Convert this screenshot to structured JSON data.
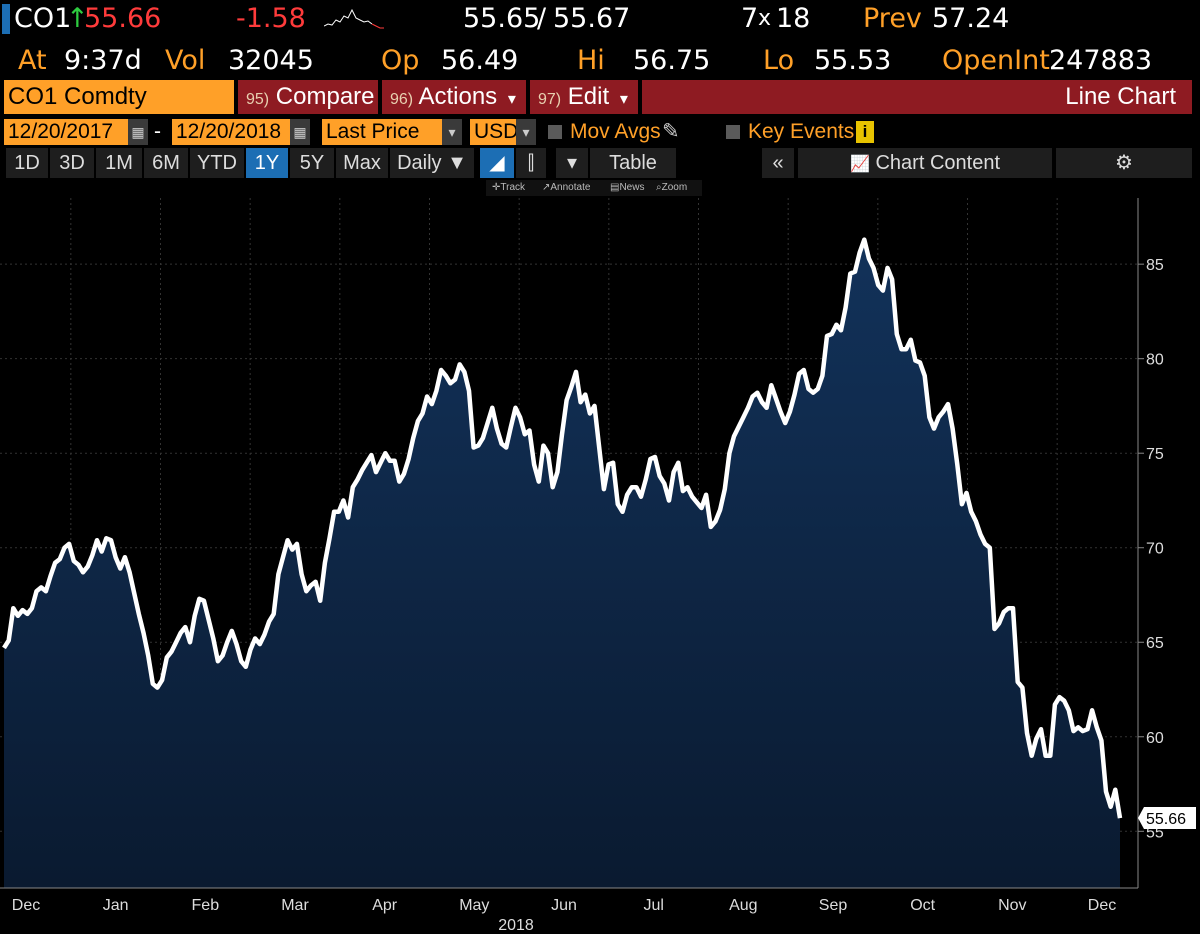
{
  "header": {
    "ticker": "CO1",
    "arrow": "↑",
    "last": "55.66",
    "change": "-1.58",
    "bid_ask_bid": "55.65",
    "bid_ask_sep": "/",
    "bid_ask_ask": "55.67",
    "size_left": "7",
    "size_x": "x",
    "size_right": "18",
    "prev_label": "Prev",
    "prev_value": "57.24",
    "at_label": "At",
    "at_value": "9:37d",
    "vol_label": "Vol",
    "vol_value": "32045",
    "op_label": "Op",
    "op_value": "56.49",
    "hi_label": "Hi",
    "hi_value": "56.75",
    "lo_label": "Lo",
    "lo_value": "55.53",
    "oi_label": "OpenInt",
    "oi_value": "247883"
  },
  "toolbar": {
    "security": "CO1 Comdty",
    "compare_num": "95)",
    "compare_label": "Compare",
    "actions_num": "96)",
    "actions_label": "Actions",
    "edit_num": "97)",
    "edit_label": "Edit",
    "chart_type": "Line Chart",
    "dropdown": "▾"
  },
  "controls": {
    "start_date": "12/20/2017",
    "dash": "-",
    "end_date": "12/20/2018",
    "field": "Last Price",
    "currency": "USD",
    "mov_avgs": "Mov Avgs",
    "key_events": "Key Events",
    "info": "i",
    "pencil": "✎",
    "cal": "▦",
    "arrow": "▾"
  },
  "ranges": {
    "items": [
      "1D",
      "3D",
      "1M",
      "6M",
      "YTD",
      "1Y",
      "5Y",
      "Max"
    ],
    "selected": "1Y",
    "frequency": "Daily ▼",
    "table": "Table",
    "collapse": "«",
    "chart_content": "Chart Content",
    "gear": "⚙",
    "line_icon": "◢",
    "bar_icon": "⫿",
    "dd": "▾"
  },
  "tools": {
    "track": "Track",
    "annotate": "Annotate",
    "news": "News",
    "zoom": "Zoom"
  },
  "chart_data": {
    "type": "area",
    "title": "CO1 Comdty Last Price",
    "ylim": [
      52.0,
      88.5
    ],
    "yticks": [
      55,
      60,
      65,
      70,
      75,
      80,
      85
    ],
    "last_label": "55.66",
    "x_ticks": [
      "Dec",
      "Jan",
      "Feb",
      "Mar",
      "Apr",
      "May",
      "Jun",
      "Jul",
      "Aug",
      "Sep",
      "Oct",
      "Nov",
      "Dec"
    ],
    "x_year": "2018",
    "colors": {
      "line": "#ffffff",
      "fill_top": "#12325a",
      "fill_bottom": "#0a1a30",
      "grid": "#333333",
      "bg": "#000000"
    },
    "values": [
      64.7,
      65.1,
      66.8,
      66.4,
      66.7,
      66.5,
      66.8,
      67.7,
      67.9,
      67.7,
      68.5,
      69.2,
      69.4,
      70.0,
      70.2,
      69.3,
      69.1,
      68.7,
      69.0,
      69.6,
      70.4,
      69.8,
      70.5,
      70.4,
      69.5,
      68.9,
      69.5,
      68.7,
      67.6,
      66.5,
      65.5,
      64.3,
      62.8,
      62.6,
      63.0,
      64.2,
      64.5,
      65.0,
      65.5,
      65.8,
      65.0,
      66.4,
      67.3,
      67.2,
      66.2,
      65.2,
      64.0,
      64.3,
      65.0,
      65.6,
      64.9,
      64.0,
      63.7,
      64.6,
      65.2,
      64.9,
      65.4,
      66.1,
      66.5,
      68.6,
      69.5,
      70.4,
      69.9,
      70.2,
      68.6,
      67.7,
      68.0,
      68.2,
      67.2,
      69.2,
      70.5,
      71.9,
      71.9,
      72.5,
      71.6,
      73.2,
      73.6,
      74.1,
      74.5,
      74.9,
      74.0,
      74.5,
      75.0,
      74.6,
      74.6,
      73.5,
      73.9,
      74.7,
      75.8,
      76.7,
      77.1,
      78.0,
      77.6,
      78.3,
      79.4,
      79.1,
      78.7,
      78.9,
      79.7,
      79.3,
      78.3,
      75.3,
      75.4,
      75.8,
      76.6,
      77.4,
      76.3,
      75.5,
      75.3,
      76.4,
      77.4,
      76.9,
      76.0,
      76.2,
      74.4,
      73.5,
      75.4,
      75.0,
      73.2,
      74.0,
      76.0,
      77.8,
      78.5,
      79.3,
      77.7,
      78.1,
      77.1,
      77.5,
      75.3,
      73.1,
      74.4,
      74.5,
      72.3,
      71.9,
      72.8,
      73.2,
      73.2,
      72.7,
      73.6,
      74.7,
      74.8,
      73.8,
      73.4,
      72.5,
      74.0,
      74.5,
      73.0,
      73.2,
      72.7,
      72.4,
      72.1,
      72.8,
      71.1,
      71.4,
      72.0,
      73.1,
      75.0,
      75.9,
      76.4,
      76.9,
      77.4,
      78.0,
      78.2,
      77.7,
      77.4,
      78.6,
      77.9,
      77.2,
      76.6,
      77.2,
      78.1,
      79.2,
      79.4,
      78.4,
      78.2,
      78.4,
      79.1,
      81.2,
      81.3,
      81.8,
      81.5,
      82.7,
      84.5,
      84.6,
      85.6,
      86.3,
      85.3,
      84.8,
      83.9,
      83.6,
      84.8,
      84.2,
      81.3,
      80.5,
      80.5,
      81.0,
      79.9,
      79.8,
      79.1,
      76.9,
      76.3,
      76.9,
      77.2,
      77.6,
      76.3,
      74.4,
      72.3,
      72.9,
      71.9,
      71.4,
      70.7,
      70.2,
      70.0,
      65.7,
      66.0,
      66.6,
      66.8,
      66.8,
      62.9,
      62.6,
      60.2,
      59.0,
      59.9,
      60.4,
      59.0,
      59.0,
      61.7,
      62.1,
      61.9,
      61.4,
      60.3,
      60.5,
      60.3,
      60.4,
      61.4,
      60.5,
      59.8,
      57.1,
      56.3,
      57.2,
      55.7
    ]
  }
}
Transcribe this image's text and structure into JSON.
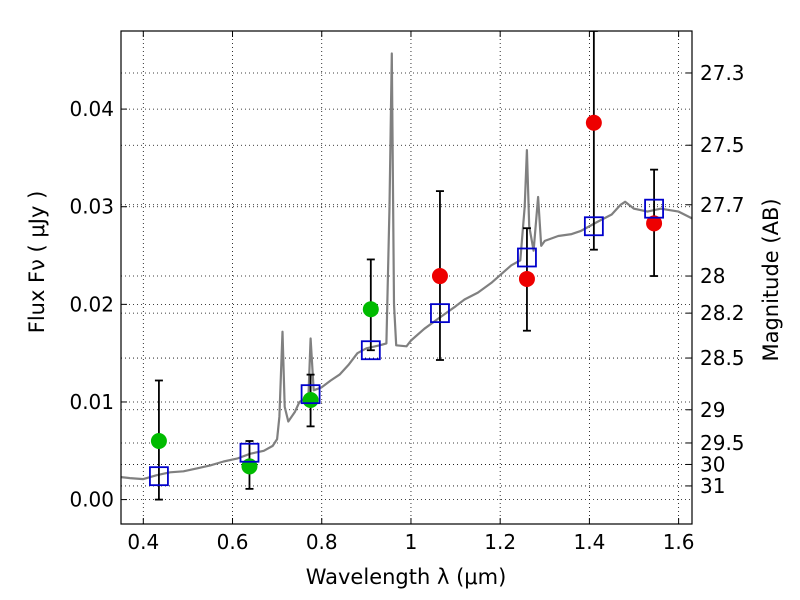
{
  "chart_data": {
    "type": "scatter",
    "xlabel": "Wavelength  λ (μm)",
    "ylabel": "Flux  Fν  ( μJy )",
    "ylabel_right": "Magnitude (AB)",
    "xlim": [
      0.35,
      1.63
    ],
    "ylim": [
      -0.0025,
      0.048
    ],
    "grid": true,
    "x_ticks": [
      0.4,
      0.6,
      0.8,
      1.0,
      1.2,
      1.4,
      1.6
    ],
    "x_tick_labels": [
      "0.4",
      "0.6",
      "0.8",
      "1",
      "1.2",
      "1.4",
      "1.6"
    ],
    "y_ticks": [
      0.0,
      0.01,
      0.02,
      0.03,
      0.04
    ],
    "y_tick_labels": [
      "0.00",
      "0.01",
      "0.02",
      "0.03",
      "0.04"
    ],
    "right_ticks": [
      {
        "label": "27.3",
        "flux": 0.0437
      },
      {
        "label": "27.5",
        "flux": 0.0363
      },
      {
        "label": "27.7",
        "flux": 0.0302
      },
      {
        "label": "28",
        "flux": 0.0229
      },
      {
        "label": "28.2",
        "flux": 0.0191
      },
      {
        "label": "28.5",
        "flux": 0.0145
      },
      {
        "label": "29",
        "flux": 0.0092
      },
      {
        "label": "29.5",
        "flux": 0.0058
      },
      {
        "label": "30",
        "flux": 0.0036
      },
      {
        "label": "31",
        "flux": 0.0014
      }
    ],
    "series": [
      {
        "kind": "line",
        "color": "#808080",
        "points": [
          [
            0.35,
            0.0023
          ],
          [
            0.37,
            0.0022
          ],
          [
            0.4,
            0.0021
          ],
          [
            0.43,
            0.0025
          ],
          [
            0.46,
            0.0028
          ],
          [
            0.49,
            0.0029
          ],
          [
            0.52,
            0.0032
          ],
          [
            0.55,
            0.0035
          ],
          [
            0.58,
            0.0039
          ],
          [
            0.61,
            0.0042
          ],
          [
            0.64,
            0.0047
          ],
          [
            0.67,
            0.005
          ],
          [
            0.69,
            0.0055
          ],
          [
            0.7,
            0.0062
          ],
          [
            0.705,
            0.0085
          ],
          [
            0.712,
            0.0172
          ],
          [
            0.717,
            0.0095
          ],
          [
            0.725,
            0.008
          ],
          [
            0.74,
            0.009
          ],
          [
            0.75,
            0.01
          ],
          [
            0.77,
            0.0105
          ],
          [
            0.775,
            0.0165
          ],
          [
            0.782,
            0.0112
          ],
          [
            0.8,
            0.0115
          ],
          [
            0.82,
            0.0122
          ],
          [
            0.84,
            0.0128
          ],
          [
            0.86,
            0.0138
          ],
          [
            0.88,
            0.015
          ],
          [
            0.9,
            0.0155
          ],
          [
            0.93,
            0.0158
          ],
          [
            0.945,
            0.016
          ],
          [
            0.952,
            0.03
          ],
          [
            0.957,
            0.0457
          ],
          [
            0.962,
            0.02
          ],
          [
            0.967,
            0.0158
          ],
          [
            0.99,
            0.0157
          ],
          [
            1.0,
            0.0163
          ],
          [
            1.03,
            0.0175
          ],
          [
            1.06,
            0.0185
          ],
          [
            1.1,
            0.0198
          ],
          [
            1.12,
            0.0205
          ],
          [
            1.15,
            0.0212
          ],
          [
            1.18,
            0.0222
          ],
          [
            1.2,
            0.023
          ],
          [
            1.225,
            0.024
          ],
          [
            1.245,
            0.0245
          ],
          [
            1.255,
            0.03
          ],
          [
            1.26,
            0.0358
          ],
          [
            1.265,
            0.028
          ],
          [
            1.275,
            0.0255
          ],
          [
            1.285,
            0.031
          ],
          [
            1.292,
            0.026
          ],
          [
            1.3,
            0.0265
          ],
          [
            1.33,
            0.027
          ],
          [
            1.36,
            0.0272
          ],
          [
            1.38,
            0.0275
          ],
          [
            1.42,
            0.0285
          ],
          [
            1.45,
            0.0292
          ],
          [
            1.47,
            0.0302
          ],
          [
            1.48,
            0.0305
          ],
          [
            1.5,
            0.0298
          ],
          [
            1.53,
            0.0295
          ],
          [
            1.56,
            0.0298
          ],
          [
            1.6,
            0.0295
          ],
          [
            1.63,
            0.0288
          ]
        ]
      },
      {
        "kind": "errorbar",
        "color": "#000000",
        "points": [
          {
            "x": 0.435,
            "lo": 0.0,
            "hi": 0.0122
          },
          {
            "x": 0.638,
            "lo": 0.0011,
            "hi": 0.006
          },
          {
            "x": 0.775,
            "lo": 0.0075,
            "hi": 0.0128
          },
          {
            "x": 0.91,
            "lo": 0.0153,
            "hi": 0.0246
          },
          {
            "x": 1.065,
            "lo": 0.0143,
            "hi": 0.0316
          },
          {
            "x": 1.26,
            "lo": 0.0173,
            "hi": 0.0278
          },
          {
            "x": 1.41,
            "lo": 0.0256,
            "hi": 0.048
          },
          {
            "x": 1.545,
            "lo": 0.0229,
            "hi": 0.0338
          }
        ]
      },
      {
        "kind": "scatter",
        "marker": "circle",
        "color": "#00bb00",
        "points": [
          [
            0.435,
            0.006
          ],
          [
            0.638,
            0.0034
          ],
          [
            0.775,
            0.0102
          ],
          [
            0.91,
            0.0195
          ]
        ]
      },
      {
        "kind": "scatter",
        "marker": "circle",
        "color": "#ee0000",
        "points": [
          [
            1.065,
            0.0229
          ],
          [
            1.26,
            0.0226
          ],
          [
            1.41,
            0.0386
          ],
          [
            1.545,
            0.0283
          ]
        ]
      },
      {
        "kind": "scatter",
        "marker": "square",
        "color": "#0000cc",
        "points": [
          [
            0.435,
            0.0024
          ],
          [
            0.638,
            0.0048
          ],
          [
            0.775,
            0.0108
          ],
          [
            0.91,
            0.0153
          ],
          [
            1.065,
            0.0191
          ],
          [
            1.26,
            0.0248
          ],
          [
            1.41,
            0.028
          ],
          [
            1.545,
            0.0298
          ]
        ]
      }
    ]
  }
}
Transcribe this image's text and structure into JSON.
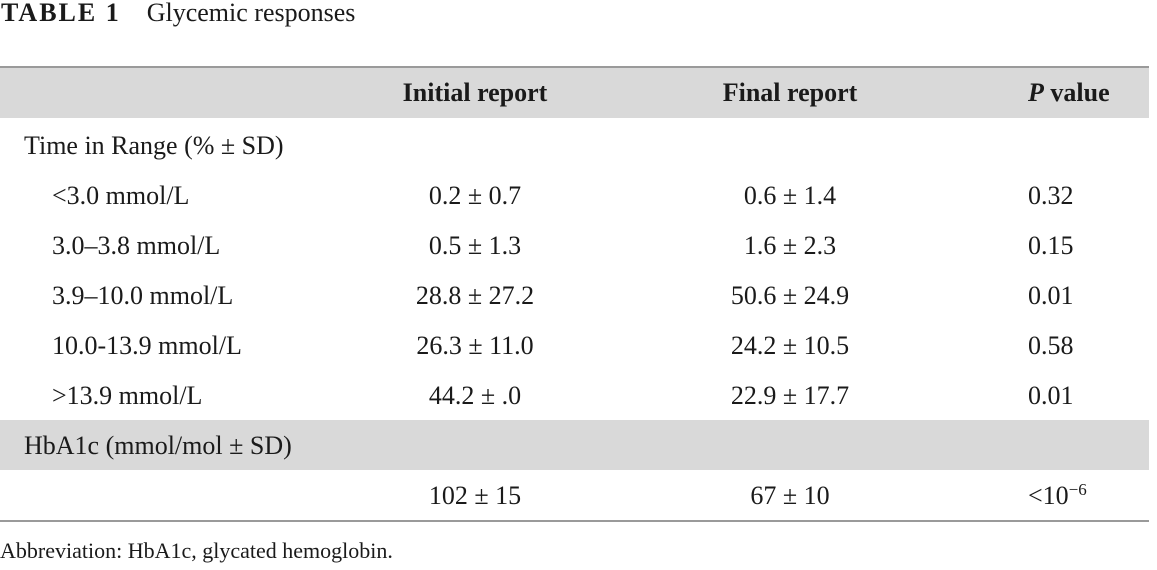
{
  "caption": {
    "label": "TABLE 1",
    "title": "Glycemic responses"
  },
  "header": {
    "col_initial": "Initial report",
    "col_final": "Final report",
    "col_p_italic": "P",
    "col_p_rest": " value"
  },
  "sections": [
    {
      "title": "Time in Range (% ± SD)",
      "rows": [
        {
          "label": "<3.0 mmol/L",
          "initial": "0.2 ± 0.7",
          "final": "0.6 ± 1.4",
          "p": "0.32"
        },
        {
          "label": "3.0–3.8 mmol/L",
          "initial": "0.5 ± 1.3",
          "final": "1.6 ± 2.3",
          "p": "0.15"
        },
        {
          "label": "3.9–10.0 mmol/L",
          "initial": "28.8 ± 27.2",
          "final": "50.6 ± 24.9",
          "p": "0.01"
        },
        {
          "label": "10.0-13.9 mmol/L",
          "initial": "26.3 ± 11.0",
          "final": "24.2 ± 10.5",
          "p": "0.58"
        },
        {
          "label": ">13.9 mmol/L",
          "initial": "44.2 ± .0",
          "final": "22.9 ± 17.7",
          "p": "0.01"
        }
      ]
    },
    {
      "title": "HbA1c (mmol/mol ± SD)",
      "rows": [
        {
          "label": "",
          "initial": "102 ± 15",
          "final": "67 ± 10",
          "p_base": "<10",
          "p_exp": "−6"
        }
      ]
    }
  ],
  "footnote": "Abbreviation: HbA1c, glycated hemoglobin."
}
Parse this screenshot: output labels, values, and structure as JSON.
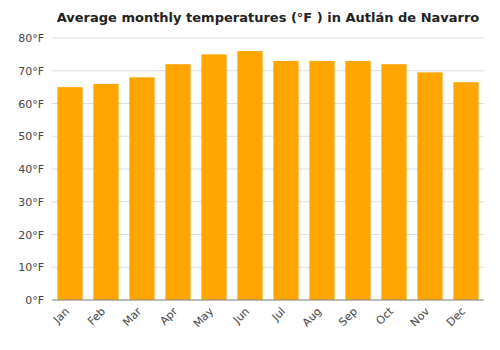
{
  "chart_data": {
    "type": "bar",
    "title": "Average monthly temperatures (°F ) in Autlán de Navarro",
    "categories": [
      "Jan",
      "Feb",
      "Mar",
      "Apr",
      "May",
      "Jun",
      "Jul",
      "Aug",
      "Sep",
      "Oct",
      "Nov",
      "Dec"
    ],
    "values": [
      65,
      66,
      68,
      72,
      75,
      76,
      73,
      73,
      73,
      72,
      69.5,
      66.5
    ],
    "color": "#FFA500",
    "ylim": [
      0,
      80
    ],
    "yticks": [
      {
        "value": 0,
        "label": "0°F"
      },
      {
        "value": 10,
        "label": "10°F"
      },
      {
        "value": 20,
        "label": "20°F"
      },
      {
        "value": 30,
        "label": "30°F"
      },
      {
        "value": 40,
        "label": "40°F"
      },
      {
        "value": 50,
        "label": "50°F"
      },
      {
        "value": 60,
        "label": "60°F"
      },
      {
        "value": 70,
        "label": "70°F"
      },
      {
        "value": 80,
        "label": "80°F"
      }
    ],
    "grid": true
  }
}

━━━━━━

**AIM OF THE TASK:** Isolate each line of the listing above that includes "mmol". Copy it.

**FULL OUTPUT:**
          "label": "<3.0 mmol/L",
          "label": "3.0–3.8 mmol/L",
          "label": "3.9–10.0 mmol/L",
          "label": "10.0-13.9 mmol/L",
          "label": ">13.9 mmol/L",
      "title": "HbA1c (mmol/mol ± SD)",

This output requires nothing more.